begin
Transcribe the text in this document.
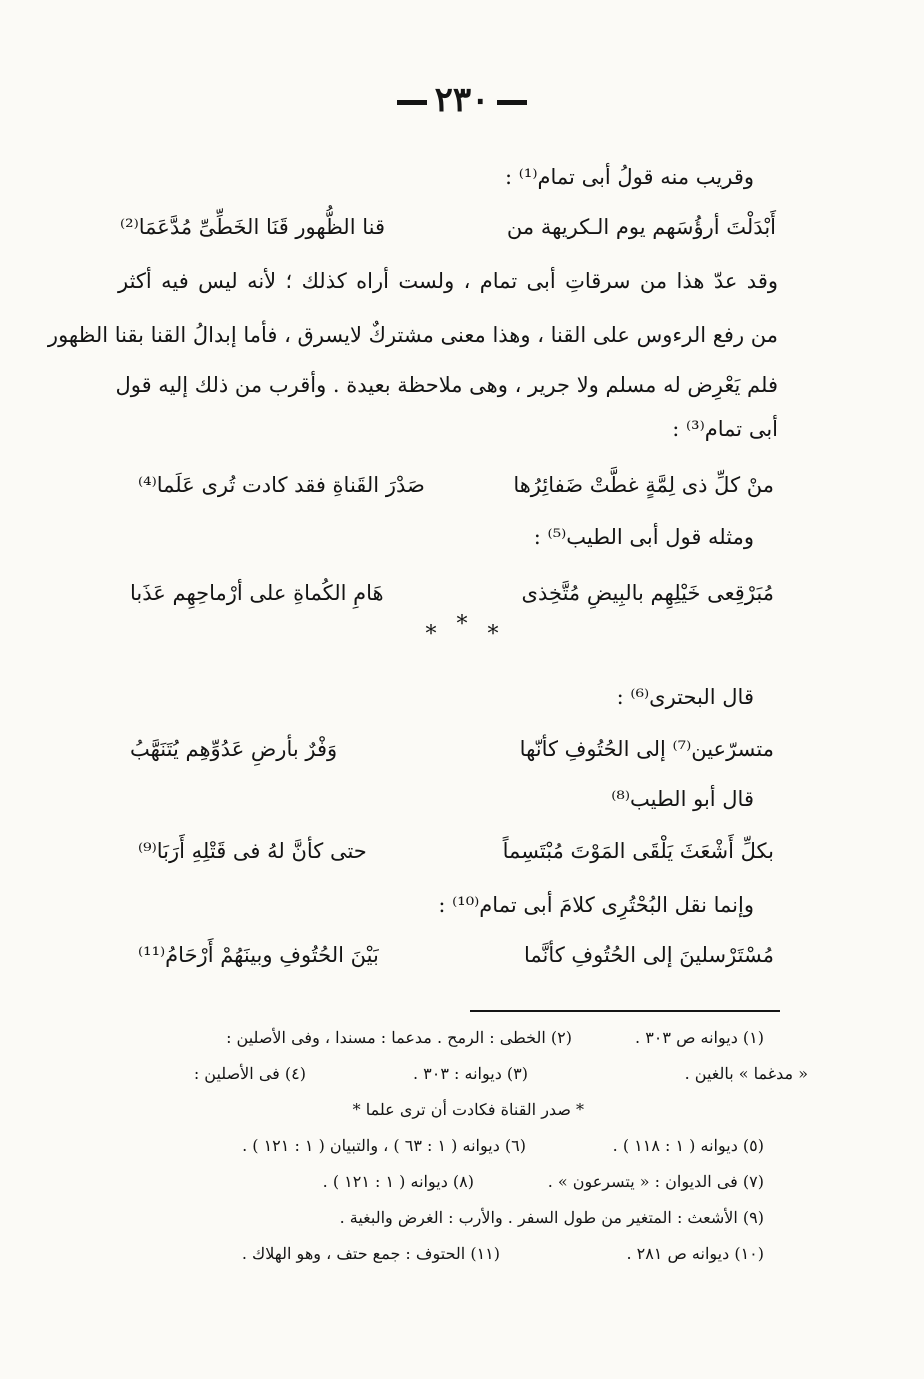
٢٣٠
وقريب منه قولُ أبى تمام⁽¹⁾ :
أَبْدَلْتَ أرؤُسَهم يوم الـكريهة من
قنا الظُّهور قَنَا الخَطِّىِّ مُدَّعَمَا⁽²⁾
وقد عدّ هذا من سرقاتِ أبى تمام ، ولست أراه كذلك ؛ لأنه ليس فيه أكثر
من رفع الرءوس على القنا ، وهذا معنى مشتركٌ لايسرق ، فأما إبدالُ القنا بقنا الظهور
فلم يَعْرِض له مسلم ولا جرير ، وهى ملاحظة بعيدة . وأقرب من ذلك إليه قول
أبى تمام⁽³⁾ :
منْ كلِّ ذى لِمَّةٍ غطَّتْ ضَفائِرُها
صَدْرَ القَناةِ فقد كادت تُرى عَلَما⁽⁴⁾
ومثله قول أبى الطيب⁽⁵⁾ :
مُبَرْقِعى خَيْلِهِم بالبِيضِ مُتَّخِذى
هَامِ الكُماةِ على أرْماحِهِم عَذَبا
* * *
قال البحترى⁽⁶⁾ :
متسرّعين⁽⁷⁾ إلى الحُتُوفِ كأنّها
وَفْرٌ بأرضِ عَدُوِّهِم يُتَنَهَّبُ
قال أبو الطيب⁽⁸⁾
بكلِّ أَشْعَثَ يَلْقَى المَوْتَ مُبْتَسِماً
حتى كأنَّ لهُ فى قَتْلِهِ أَرَبَا⁽⁹⁾
وإنما نقل البُحْتُرِى كلامَ أبى تمام⁽¹⁰⁾ :
مُسْتَرْسلينَ إلى الحُتُوفِ كأنَّما
بَيْنَ الحُتُوفِ وبينَهُمْ أَرْحَامُ⁽¹¹⁾
(١) ديوانه ص ٣٠٣ .
(٢) الخطى : الرمح . مدعما : مسندا ، وفى الأصلين :
« مدغما » بالغين .
(٣) ديوانه : ٣٠٣ .
(٤) فى الأصلين :
* صدر القناة فكادت أن ترى علما *
(٥) ديوانه ( ١ : ١١٨ ) .
(٦) ديوانه ( ١ : ٦٣ ) ، والتبيان ( ١ : ١٢١ ) .
(٧) فى الديوان : « يتسرعون » .
(٨) ديوانه ( ١ : ١٢١ ) .
(٩) الأشعث : المتغير من طول السفر . والأرب : الغرض والبغية .
(١٠) ديوانه ص ٢٨١ .
(١١) الحتوف : جمع حتف ، وهو الهلاك .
end
• **Problem requirements**
Say only how many lines in the records carry the word "الأصلين".

• **Answer for the task**
2